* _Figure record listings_
****************************************
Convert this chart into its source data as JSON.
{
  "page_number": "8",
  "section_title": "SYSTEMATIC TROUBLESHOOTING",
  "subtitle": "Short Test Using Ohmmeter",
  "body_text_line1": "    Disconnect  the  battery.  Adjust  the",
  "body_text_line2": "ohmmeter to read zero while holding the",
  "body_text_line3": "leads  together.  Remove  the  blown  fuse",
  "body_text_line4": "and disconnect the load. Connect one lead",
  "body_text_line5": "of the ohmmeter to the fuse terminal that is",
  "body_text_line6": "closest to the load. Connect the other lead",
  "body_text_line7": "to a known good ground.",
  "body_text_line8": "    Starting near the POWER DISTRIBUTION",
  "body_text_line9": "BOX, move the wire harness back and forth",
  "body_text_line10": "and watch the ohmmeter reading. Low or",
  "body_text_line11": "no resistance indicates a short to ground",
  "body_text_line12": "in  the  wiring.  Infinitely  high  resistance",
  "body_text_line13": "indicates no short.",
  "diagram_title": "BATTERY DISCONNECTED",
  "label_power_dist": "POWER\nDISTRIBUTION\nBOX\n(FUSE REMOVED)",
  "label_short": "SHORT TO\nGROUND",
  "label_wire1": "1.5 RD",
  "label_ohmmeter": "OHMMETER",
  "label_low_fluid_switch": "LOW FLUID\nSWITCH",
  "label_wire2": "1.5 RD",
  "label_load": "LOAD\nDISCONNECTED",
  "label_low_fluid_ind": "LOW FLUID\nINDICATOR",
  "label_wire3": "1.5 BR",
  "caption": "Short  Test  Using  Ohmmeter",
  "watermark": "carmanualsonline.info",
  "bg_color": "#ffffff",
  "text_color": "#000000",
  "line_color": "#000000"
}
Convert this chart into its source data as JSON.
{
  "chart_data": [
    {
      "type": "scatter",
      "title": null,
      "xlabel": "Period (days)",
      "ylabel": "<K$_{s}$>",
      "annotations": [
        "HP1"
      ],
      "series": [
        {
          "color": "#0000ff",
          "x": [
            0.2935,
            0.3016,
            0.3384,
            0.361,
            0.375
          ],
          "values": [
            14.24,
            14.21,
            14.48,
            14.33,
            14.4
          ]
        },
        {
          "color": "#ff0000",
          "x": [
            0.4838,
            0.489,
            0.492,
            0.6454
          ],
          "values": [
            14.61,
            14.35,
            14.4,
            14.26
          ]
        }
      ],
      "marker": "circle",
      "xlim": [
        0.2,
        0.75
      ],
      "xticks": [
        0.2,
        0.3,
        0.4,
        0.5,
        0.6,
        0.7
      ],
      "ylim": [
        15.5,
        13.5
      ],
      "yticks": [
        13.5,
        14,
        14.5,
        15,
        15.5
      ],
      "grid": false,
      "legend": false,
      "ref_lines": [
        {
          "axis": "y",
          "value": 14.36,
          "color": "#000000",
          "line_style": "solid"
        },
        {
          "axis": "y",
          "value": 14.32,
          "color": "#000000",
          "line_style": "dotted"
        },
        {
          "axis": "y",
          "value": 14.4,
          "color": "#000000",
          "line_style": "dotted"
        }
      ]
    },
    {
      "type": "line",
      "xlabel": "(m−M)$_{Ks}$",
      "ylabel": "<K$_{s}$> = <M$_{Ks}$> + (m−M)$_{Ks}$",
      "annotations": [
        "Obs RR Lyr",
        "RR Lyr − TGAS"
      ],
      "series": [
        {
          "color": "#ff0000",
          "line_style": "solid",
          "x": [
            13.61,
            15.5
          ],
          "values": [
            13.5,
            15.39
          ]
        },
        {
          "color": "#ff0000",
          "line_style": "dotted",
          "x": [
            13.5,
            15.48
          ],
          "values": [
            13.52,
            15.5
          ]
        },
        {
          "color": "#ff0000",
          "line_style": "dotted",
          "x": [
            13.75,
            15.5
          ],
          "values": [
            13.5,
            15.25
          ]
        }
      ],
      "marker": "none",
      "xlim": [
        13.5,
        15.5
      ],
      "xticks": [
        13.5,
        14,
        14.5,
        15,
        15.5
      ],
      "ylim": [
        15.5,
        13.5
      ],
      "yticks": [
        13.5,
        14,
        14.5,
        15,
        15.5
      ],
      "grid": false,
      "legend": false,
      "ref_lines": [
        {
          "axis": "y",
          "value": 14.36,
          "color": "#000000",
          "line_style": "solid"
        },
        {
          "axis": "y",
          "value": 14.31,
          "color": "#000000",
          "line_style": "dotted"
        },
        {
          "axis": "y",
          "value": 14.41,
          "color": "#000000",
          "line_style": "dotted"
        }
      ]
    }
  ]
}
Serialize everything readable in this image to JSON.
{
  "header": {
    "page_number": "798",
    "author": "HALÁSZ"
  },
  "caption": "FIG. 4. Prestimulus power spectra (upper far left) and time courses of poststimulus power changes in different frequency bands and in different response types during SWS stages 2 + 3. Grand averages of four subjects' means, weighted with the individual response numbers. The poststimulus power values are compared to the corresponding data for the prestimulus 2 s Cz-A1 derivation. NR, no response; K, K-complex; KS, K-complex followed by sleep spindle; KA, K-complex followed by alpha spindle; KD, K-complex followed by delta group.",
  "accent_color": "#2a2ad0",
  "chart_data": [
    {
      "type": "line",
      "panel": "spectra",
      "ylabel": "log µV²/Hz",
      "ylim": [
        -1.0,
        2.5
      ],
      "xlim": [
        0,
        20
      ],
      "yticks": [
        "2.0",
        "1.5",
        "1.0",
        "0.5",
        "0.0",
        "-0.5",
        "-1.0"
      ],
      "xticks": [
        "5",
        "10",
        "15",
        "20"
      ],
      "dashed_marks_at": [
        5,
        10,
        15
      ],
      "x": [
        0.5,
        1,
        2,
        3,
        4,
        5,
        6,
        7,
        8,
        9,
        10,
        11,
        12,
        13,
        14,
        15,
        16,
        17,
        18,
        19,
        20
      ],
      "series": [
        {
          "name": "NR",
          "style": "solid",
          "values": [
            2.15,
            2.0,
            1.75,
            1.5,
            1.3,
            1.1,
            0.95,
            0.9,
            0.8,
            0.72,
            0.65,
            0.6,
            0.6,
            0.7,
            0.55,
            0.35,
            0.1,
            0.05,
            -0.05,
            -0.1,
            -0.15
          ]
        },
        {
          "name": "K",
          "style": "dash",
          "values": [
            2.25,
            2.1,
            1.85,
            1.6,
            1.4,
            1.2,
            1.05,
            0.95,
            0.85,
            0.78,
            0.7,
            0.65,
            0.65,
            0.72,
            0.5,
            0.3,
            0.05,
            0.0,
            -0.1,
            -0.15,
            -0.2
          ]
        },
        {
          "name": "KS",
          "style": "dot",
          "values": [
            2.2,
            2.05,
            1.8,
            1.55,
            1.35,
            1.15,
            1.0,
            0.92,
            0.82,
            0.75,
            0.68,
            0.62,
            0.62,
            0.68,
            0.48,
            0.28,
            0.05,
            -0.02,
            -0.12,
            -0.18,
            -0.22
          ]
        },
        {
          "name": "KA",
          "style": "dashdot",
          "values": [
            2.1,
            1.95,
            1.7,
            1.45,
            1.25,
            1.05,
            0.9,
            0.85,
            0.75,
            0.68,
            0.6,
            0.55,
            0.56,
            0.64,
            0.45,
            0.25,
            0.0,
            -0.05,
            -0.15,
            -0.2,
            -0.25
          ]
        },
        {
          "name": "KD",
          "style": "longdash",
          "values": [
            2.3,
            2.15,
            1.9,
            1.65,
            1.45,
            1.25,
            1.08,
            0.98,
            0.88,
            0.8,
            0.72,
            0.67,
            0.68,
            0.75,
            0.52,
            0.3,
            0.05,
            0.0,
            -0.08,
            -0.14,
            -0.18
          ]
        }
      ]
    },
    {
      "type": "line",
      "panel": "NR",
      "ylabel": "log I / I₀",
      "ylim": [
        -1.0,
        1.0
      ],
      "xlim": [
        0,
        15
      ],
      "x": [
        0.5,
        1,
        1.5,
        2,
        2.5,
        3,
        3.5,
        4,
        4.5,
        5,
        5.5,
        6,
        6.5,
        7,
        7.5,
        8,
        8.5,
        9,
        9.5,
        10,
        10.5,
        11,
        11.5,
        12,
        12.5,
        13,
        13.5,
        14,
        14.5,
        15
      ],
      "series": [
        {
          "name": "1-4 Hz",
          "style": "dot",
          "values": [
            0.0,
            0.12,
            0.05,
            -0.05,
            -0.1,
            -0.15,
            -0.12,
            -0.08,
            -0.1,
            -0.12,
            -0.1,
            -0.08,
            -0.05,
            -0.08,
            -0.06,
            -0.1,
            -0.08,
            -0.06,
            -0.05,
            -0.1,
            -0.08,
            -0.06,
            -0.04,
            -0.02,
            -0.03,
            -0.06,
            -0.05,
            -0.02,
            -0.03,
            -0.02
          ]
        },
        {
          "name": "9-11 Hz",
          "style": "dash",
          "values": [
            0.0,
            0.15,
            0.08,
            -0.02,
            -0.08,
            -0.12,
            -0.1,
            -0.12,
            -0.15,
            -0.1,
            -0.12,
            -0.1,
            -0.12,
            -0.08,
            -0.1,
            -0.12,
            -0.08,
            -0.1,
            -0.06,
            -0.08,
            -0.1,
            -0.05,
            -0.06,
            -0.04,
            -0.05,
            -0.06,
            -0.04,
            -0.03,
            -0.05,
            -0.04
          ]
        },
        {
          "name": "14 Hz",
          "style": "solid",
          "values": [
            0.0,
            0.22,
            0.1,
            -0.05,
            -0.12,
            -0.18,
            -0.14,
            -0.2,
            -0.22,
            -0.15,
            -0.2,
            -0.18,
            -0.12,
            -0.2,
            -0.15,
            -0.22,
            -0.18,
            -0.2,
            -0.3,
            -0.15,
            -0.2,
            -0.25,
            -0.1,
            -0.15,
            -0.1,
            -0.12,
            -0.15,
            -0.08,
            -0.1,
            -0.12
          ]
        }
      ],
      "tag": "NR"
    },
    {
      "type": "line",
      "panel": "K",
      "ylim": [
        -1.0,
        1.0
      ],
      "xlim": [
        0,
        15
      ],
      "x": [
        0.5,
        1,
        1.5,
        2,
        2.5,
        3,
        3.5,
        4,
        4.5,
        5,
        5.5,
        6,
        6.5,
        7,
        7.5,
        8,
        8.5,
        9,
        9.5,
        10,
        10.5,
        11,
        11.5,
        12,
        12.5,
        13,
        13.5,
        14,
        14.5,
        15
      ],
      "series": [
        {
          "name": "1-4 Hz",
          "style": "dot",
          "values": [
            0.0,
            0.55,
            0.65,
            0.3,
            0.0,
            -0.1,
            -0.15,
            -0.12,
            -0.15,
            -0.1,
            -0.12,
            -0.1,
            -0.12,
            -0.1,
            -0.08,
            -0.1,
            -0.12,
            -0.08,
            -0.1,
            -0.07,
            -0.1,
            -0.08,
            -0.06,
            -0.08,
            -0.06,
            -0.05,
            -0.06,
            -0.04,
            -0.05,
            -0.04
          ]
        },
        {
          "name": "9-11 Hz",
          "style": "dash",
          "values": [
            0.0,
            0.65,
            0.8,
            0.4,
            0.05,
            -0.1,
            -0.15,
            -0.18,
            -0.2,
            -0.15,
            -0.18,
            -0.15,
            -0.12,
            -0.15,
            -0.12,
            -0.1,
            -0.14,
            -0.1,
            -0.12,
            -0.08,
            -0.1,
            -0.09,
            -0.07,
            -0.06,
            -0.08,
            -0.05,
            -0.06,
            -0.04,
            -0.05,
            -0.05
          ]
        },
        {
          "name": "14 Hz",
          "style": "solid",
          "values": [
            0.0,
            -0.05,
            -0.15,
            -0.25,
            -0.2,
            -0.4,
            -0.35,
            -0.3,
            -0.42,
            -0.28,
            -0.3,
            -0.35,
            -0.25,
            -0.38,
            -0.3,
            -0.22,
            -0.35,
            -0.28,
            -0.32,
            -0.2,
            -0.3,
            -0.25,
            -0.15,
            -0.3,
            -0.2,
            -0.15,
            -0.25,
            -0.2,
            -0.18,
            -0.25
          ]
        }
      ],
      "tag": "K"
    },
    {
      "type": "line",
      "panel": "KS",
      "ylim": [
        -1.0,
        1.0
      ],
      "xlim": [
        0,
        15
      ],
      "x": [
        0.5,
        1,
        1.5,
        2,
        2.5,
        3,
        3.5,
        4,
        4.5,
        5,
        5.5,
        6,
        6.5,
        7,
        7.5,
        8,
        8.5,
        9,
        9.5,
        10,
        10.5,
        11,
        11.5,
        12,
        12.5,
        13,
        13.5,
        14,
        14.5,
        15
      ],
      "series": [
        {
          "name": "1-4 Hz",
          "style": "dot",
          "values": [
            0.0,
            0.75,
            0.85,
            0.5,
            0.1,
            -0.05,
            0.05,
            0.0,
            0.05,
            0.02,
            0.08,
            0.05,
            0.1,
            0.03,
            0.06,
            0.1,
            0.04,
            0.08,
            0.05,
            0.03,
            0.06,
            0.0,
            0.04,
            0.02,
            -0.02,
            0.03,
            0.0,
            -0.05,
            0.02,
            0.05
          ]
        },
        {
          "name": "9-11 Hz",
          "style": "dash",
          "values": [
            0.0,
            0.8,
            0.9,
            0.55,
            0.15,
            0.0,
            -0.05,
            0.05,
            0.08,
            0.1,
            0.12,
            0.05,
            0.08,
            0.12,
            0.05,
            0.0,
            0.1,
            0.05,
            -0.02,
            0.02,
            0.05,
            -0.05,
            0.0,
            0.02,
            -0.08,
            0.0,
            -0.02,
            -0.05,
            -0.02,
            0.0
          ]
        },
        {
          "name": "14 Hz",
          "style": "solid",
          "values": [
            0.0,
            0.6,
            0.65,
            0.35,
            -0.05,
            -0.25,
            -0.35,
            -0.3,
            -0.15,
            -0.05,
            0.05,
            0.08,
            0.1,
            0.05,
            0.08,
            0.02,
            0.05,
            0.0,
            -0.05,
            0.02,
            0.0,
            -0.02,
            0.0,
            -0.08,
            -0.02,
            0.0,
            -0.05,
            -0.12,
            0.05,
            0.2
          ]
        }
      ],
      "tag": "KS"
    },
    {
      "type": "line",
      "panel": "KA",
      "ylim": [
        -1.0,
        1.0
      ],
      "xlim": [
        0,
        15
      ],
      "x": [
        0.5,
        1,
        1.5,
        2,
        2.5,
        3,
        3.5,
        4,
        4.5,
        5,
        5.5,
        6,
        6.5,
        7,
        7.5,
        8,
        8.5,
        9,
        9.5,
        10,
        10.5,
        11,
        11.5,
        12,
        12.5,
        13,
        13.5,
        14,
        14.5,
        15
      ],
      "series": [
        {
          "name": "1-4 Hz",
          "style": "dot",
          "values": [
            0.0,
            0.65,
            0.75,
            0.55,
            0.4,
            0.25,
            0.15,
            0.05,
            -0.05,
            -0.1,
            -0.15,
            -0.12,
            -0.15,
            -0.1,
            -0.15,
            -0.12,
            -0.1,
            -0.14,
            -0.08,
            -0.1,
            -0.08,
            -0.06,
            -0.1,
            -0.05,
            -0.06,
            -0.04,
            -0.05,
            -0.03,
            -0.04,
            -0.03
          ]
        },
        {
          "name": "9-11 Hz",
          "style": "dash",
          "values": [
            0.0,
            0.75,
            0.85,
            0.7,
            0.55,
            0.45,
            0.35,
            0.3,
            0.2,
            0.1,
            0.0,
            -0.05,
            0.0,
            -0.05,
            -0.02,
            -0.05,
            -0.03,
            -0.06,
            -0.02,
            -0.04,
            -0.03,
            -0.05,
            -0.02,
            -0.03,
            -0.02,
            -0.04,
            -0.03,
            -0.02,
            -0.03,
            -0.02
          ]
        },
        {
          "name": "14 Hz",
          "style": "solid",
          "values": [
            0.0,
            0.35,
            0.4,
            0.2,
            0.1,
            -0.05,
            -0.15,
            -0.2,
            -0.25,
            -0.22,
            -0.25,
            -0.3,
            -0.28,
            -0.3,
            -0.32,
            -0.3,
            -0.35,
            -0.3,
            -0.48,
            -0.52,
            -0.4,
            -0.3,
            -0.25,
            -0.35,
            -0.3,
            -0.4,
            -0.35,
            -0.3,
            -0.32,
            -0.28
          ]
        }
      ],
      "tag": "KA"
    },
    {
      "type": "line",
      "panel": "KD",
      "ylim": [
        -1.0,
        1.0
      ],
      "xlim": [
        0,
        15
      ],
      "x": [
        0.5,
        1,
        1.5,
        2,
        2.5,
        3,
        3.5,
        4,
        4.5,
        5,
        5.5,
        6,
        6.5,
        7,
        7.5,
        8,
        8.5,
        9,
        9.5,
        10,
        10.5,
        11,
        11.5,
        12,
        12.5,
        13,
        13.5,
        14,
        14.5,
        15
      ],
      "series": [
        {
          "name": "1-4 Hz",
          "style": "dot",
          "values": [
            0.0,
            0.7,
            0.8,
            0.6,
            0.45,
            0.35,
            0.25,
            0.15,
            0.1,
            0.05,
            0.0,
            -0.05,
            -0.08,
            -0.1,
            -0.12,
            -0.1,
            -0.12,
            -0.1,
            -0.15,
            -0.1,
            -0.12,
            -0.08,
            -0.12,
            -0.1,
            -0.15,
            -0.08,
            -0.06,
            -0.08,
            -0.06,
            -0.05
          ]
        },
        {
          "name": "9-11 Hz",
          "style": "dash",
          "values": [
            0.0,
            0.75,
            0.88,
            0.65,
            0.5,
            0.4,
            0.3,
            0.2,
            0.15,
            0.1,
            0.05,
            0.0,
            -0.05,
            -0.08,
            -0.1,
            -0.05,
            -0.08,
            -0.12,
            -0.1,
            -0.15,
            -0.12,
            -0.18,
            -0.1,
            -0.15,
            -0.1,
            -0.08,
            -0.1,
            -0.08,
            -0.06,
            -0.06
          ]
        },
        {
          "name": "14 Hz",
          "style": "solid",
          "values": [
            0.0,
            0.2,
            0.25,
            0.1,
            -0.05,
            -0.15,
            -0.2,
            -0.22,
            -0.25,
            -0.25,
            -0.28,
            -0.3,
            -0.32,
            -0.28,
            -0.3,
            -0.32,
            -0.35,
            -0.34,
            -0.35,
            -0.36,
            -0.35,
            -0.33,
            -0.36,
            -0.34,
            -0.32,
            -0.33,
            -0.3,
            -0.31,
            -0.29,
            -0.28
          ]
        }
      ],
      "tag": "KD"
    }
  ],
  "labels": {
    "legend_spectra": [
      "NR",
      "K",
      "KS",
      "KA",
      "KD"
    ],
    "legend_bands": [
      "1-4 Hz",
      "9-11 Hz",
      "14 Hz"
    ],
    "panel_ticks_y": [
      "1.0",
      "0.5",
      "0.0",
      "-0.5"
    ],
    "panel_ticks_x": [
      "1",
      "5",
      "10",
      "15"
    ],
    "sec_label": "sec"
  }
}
****************************************
* _To be done_
Wherever the word "ylabel" occurs in a line of the listing, copy that line.

* _The answer_
      "ylabel": "<K$_{s}$>",
      "ylabel": "<K$_{s}$> = <M$_{Ks}$> + (m−M)$_{Ks}$",
      "ylabel": "log µV²/Hz",
      "ylabel": "log I / I₀",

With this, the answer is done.